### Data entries

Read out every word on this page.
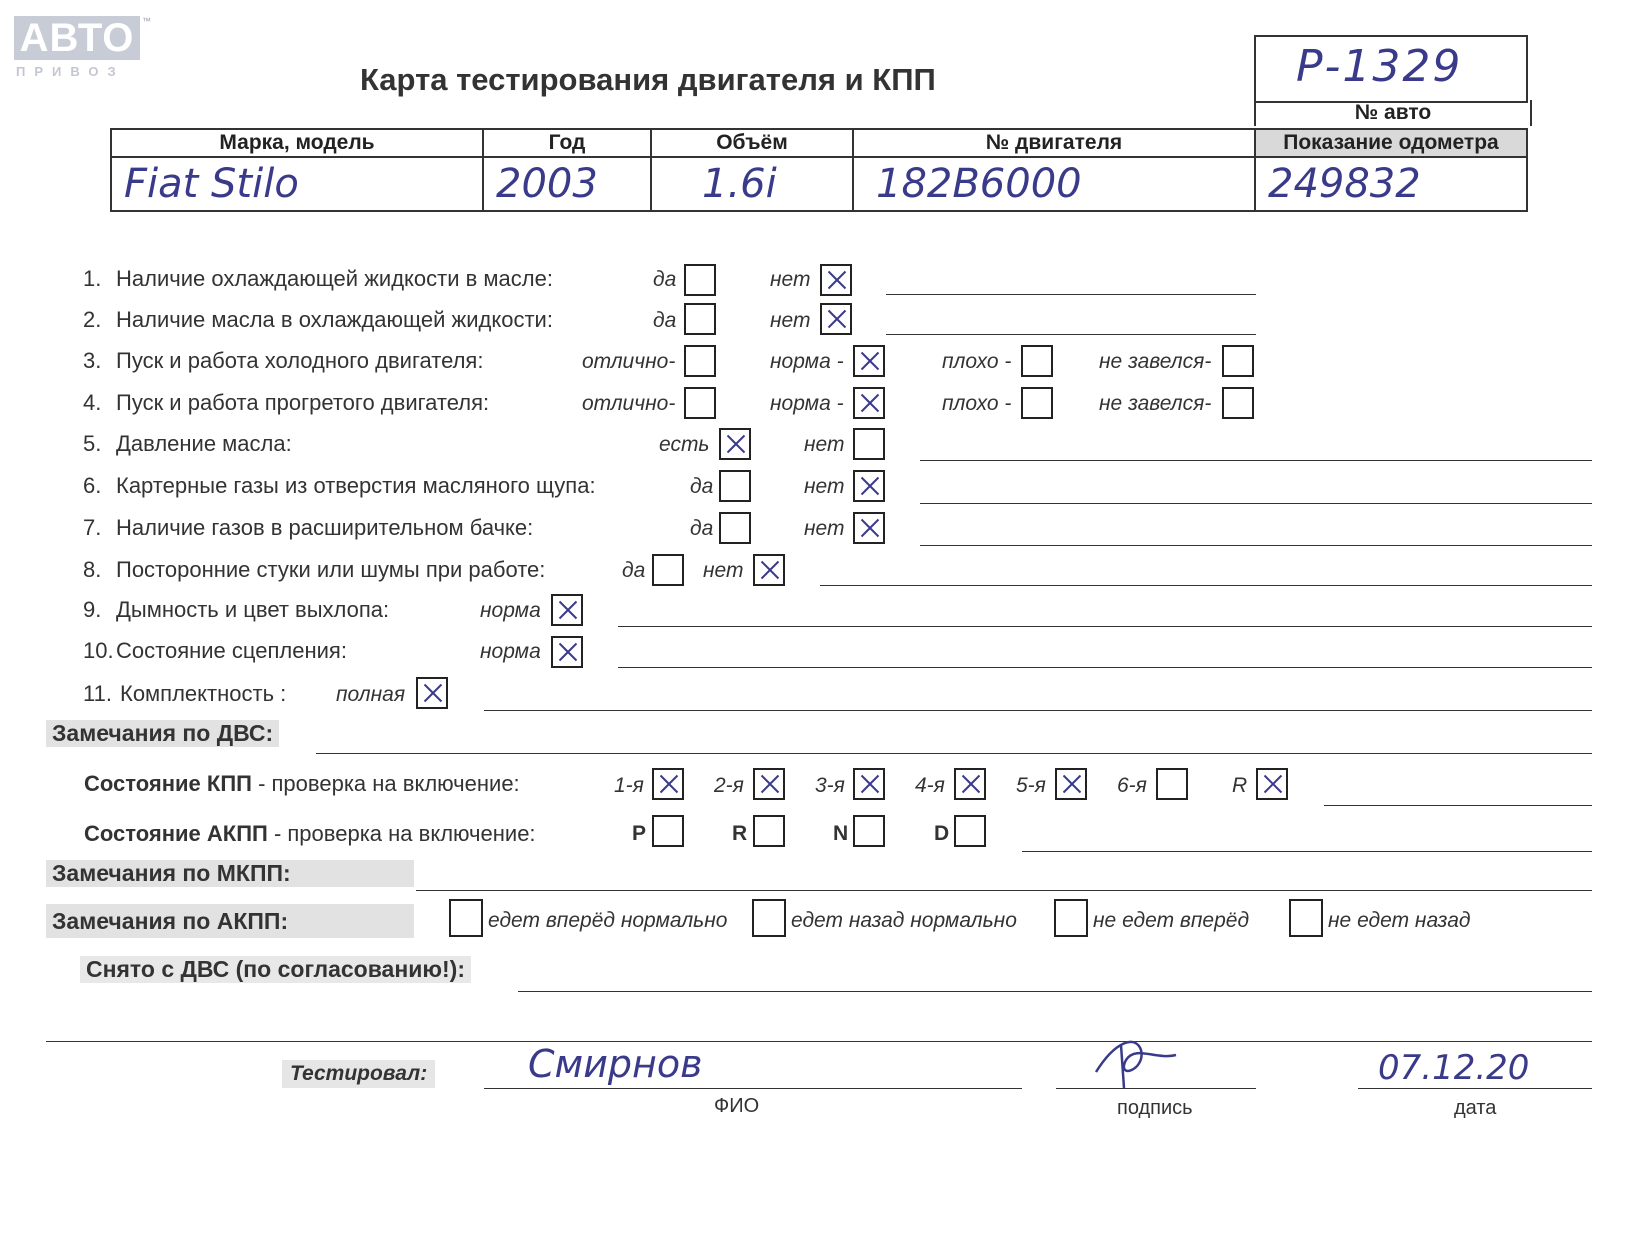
АВТО ™
ПРИВОЗ	Карта тестирования двигателя и КПП	Р-1329
№ авто
Марка, модель	Год	Объём	№ двигателя	Показание одометра
Fiat Stilo	2003	1.6i	182B6000	249832
1. Наличие охлаждающей жидкости в масле:	да	нет
2. Наличие масла в охлаждающей жидкости:	да	нет
3. Пуск и работа холодного двигателя:	отлично-	норма -	плохо -	не завелся-
4. Пуск и работа прогретого двигателя:	отлично-	норма -	плохо -	не завелся-
5. Давление масла:	есть	нет
6. Картерные газы из отверстия масляного щупа:	да	нет
7. Наличие газов в расширительном бачке:	да	нет
8. Посторонние стуки или шумы при работе:	да	нет
9. Дымность и цвет выхлопа:	норма
10. Состояние сцепления:	норма
11. Комплектность : полная
Замечания по ДВС:
Состояние КПП - проверка на включение:	1-я	2-я	3-я	4-я	5-я	6-я	R
Состояние АКПП - проверка на включение:	P	R	N	D
Замечания по МКПП:
Замечания по АКПП:	едет вперёд нормально	едет назад нормально	не едет вперёд	не едет назад
Снято с ДВС (по согласованию!):
Тестировал:	Смирнов
ФИО	подпись
07.12.20
дата
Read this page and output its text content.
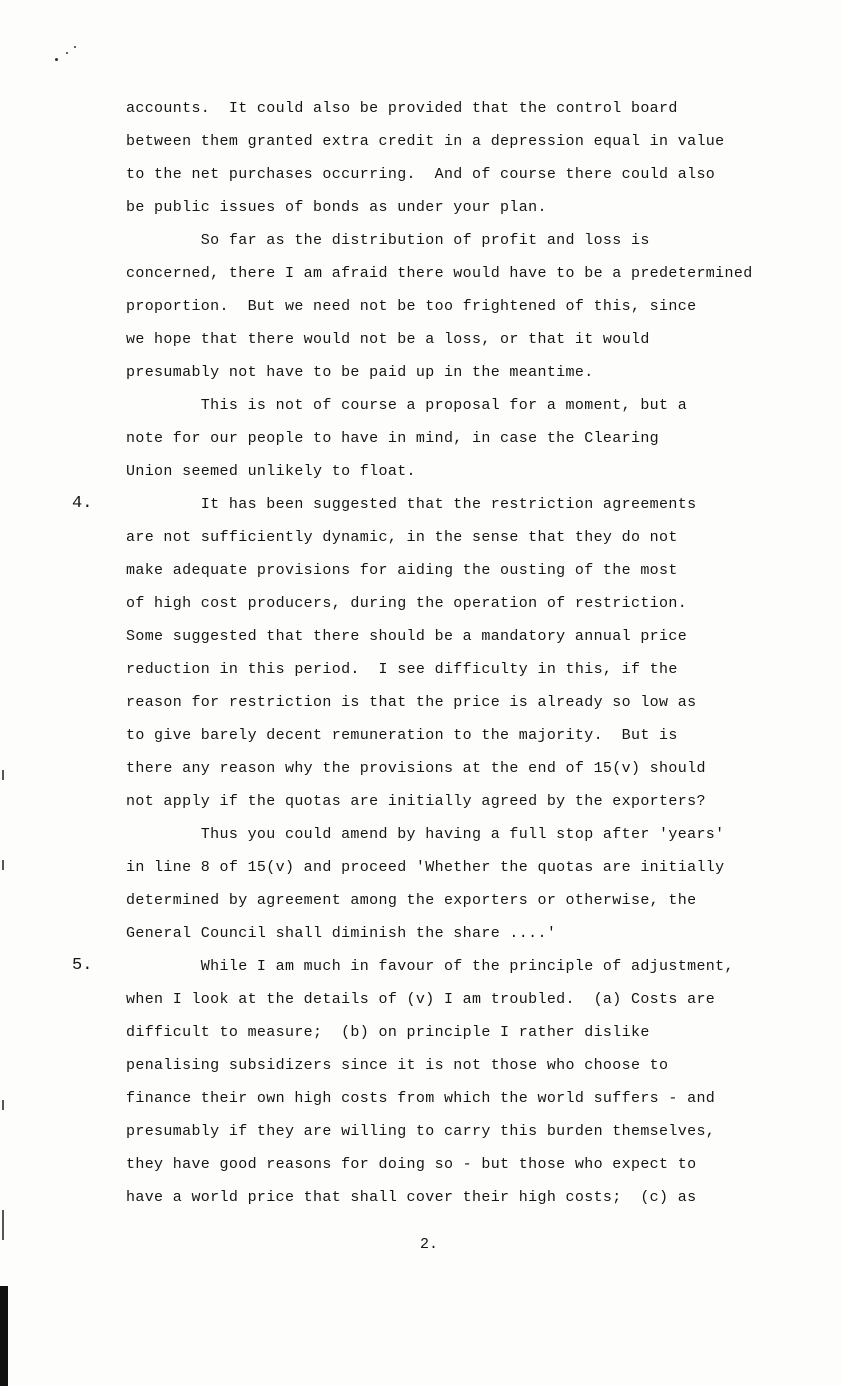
accounts.  It could also be provided that the control board
between them granted extra credit in a depression equal in value
to the net purchases occurring.  And of course there could also
be public issues of bonds as under your plan.
So far as the distribution of profit and loss is
concerned, there I am afraid there would have to be a predetermined
proportion.  But we need not be too frightened of this, since
we hope that there would not be a loss, or that it would
presumably not have to be paid up in the meantime.
This is not of course a proposal for a moment, but a
note for our people to have in mind, in case the Clearing
Union seemed unlikely to float.
4. It has been suggested that the restriction agreements
are not sufficiently dynamic, in the sense that they do not
make adequate provisions for aiding the ousting of the most
of high cost producers, during the operation of restriction.
Some suggested that there should be a mandatory annual price
reduction in this period.  I see difficulty in this, if the
reason for restriction is that the price is already so low as
to give barely decent remuneration to the majority.  But is
there any reason why the provisions at the end of 15(v) should
not apply if the quotas are initially agreed by the exporters?
Thus you could amend by having a full stop after 'years'
in line 8 of 15(v) and proceed 'Whether the quotas are initially
determined by agreement among the exporters or otherwise, the
General Council shall diminish the share ....'
5. While I am much in favour of the principle of adjustment,
when I look at the details of (v) I am troubled.  (a) Costs are
difficult to measure;  (b) on principle I rather dislike
penalising subsidizers since it is not those who choose to
finance their own high costs from which the world suffers - and
presumably if they are willing to carry this burden themselves,
they have good reasons for doing so - but those who expect to
have a world price that shall cover their high costs;  (c) as
2.
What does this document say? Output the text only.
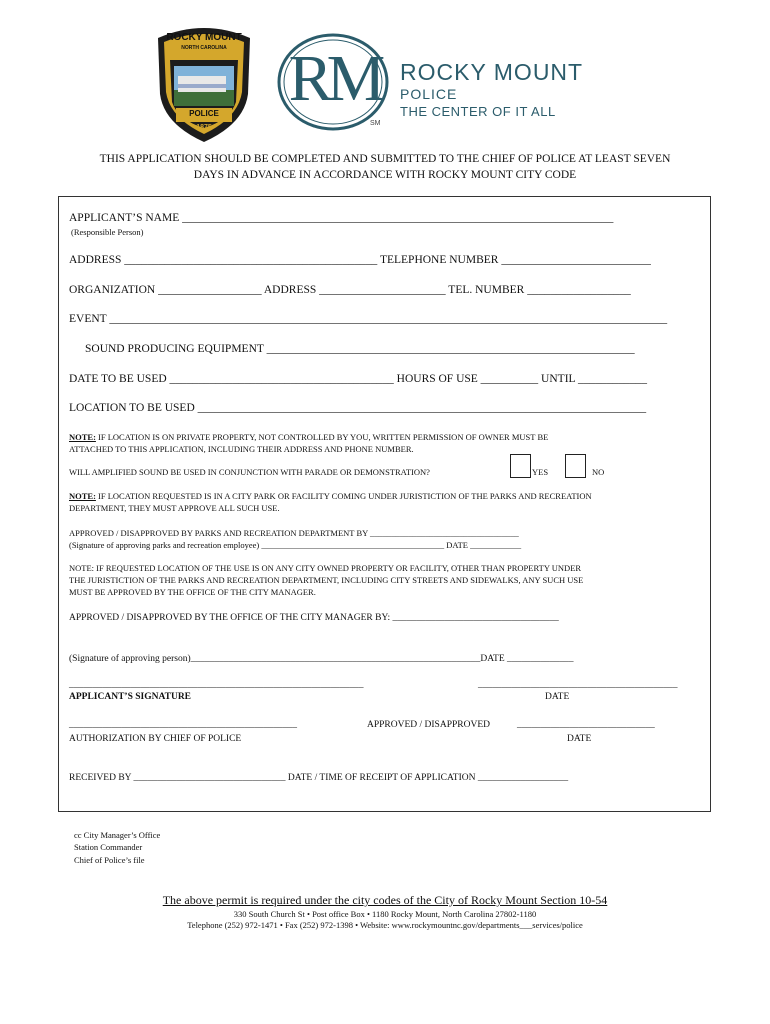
ROCKY MOUNT
NORTH CAROLINA
POLICE
1875
RM
SM
ROCKY MOUNT
POLICE
THE CENTER OF IT ALL
THIS APPLICATION SHOULD BE COMPLETED AND SUBMITTED TO THE CHIEF OF POLICE AT LEAST SEVEN
DAYS IN ADVANCE IN ACCORDANCE WITH ROCKY MOUNT CITY CODE
APPLICANT’S NAME ___________________________________________________________________________
(Responsible Person)
ADDRESS ____________________________________________ TELEPHONE NUMBER __________________________
ORGANIZATION __________________ ADDRESS ______________________ TEL. NUMBER __________________
EVENT _________________________________________________________________________________________________
SOUND PRODUCING EQUIPMENT ________________________________________________________________
DATE TO BE USED _______________________________________ HOURS OF USE __________ UNTIL ____________
LOCATION TO BE USED ______________________________________________________________________________
NOTE: IF LOCATION IS ON PRIVATE PROPERTY, NOT CONTROLLED BY YOU, WRITTEN PERMISSION OF OWNER MUST BE
ATTACHED TO THIS APPLICATION, INCLUDING THEIR ADDRESS AND PHONE NUMBER.
WILL AMPLIFIED SOUND BE USED IN CONJUNCTION WITH PARADE OR DEMONSTRATION?	YES	NO
NOTE: IF LOCATION REQUESTED IS IN A CITY PARK OR FACILITY COMING UNDER JURISTICTION OF THE PARKS AND RECREATION
DEPARTMENT, THEY MUST APPROVE ALL SUCH USE.
APPROVED / DISAPPROVED BY PARKS AND RECREATION DEPARTMENT BY ___________________________________
(Signature of approving parks and recreation employee) ___________________________________________ DATE ____________
NOTE: IF REQUESTED LOCATION OF THE USE IS ON ANY CITY OWNED PROPERTY OR FACILITY, OTHER THAN PROPERTY UNDER
THE JURISTICTION OF THE PARKS AND RECREATION DEPARTMENT, INCLUDING CITY STREETS AND SIDEWALKS, ANY SUCH USE
MUST BE APPROVED BY THE OFFICE OF THE CITY MANAGER.
APPROVED / DISAPPROVED BY THE OFFICE OF THE CITY MANAGER BY: ___________________________________
(Signature of approving person)_____________________________________________________________DATE ______________
______________________________________________________________	__________________________________________
APPLICANT’S SIGNATURE	DATE
________________________________________________	APPROVED / DISAPPROVED	_____________________________
AUTHORIZATION BY CHIEF OF POLICE	DATE
RECEIVED BY ________________________________ DATE / TIME OF RECEIPT OF APPLICATION ___________________
cc City Manager’s Office
Station Commander
Chief of Police’s file
The above permit is required under the city codes of the City of Rocky Mount Section 10-54
330 South Church St • Post office Box • 1180 Rocky Mount, North Carolina 27802-1180
Telephone (252) 972-1471 • Fax (252) 972-1398 • Website: www.rockymountnc.gov/departments___services/police
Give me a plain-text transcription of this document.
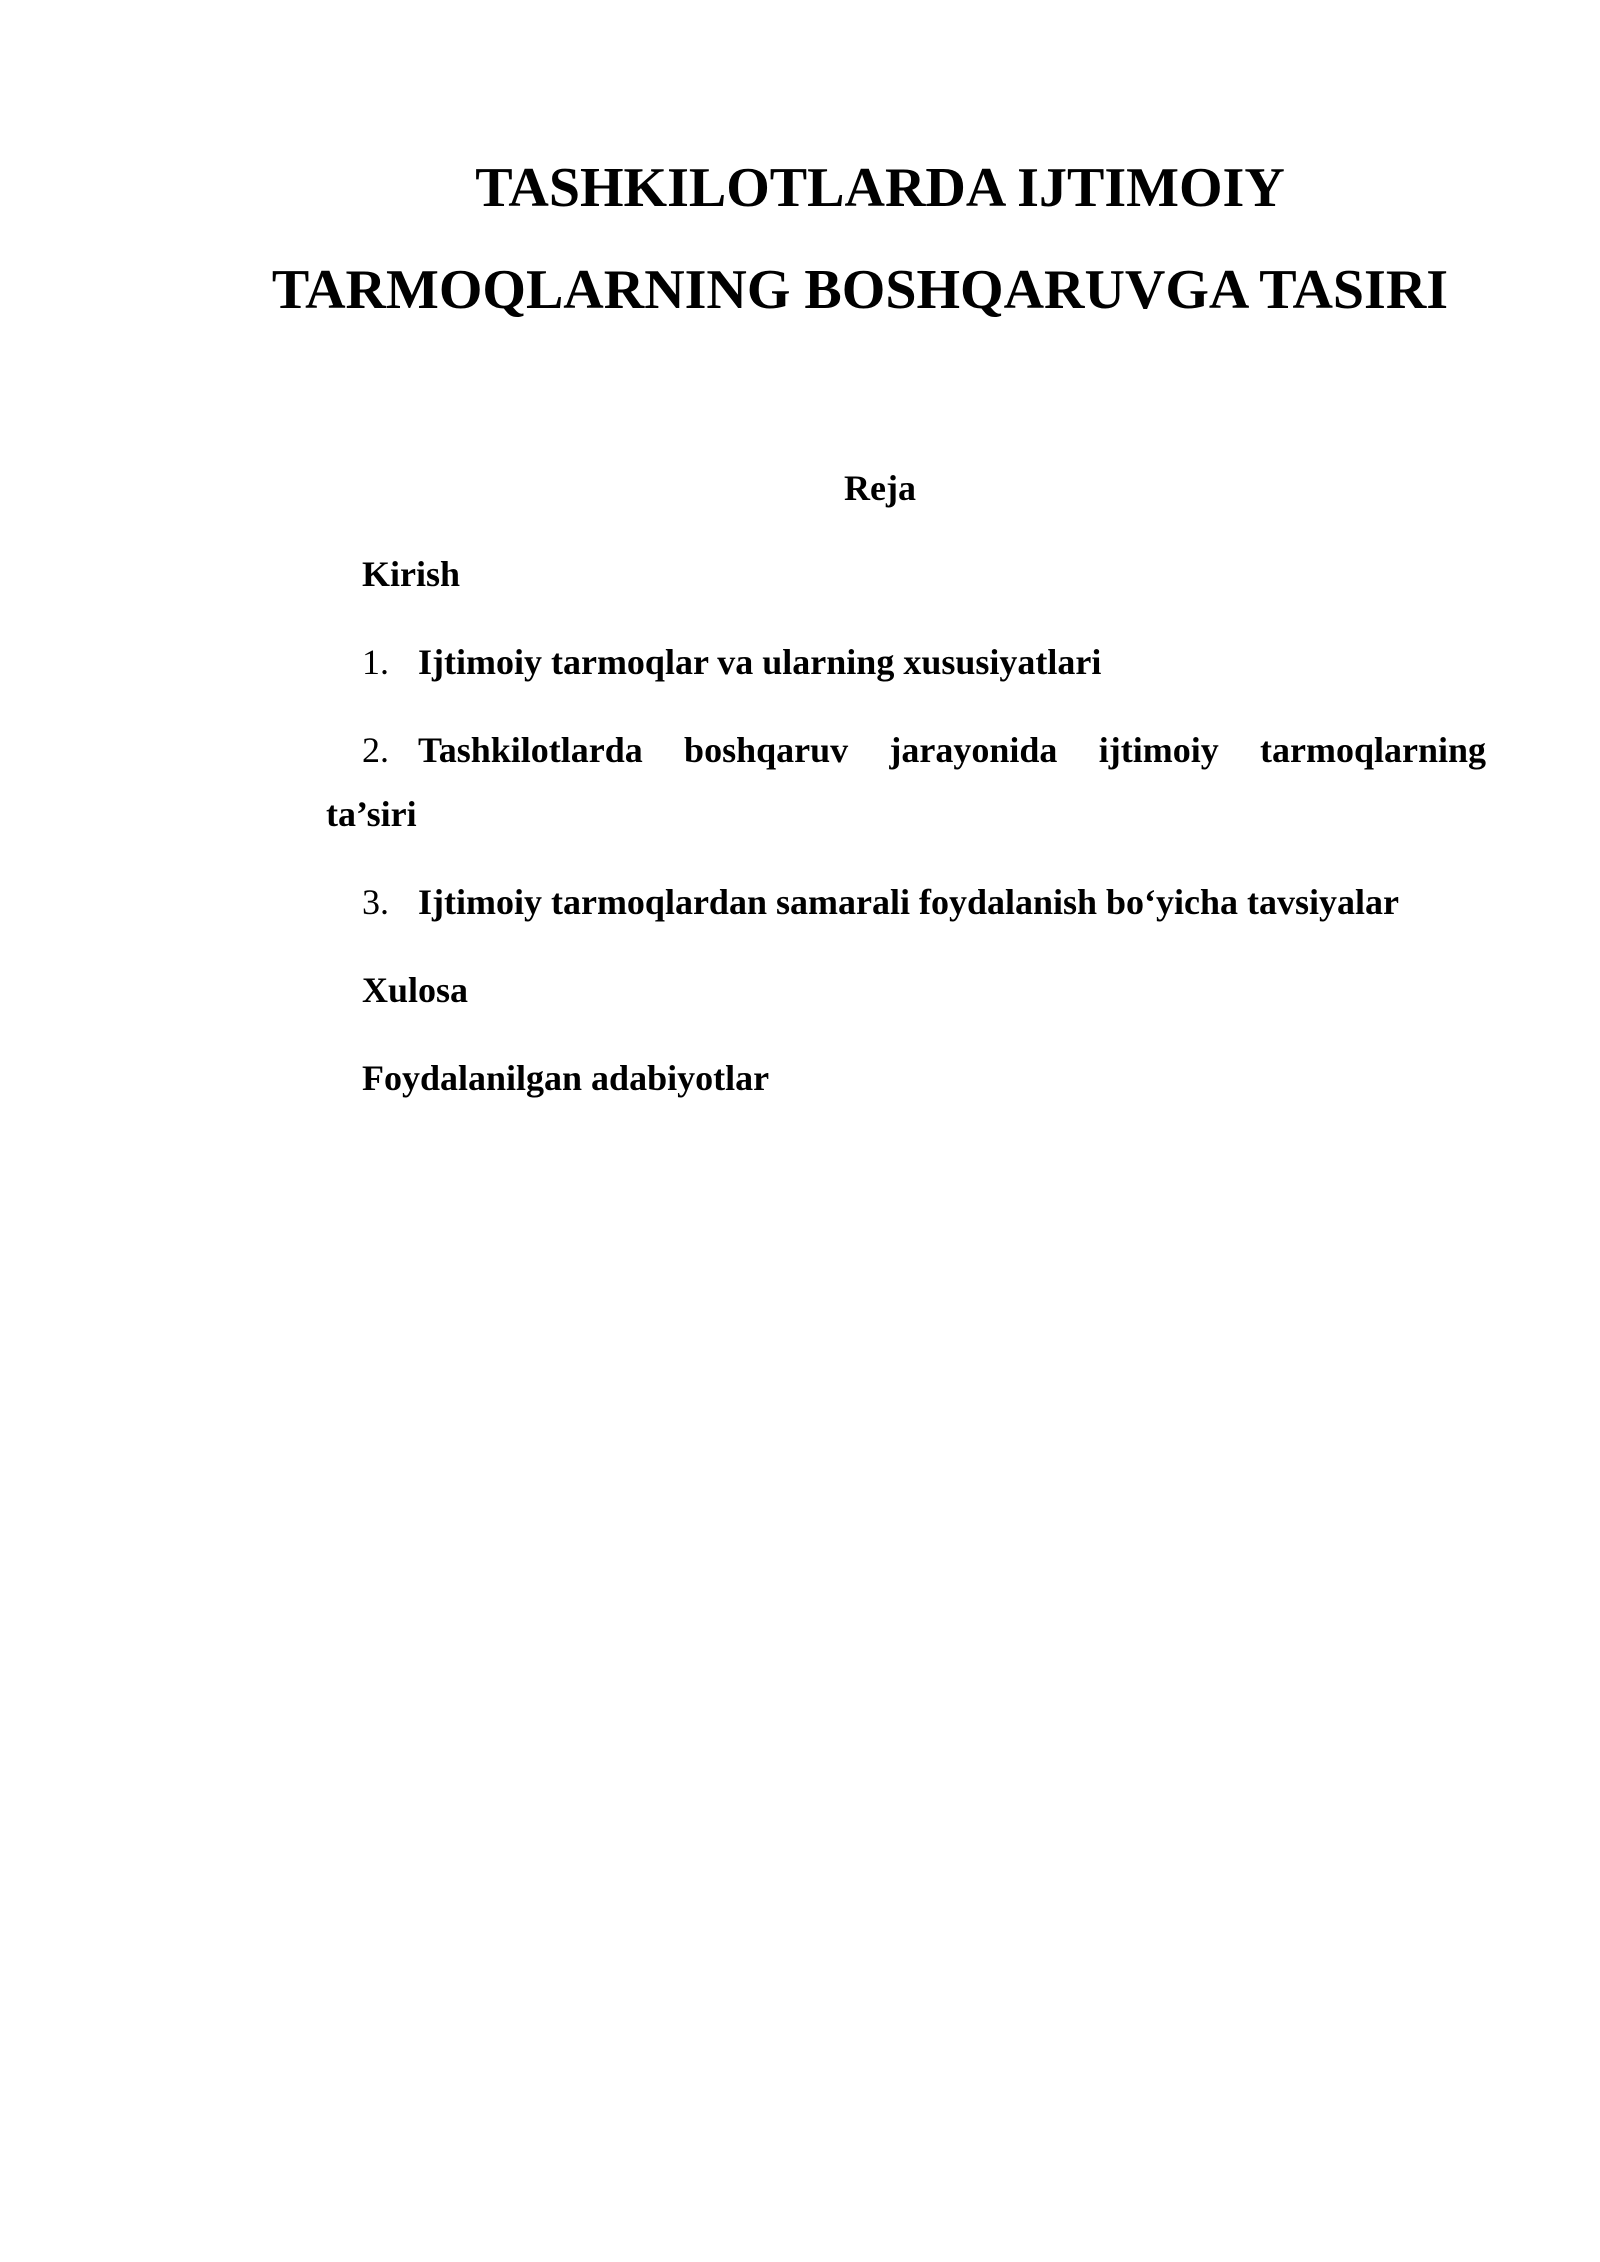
TASHKILOTLARDA IJTIMOIY
TARMOQLARNING BOSHQARUVGA TASIRI
Reja
Kirish
1. Ijtimoiy tarmoqlar va ularning xususiyatlari
2. Tashkilotlarda boshqaruv jarayonida ijtimoiy tarmoqlarning
ta’siri
3. Ijtimoiy tarmoqlardan samarali foydalanish bo‘yicha tavsiyalar
Xulosa
Foydalanilgan adabiyotlar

### Given request
In the records above, locate the line containing "Give me a plain-text", then copy exactly that line and every line after it through the end, omitting pictures.

### The output
Give me a plain-text transcription of this document.
TASHKILOTLARDA IJTIMOIY
TARMOQLARNING BOSHQARUVGA TASIRI
Reja
Kirish
1. Ijtimoiy tarmoqlar va ularning xususiyatlari
2. Tashkilotlarda boshqaruv jarayonida ijtimoiy tarmoqlarning
ta’siri
3. Ijtimoiy tarmoqlardan samarali foydalanish bo‘yicha tavsiyalar
Xulosa
Foydalanilgan adabiyotlar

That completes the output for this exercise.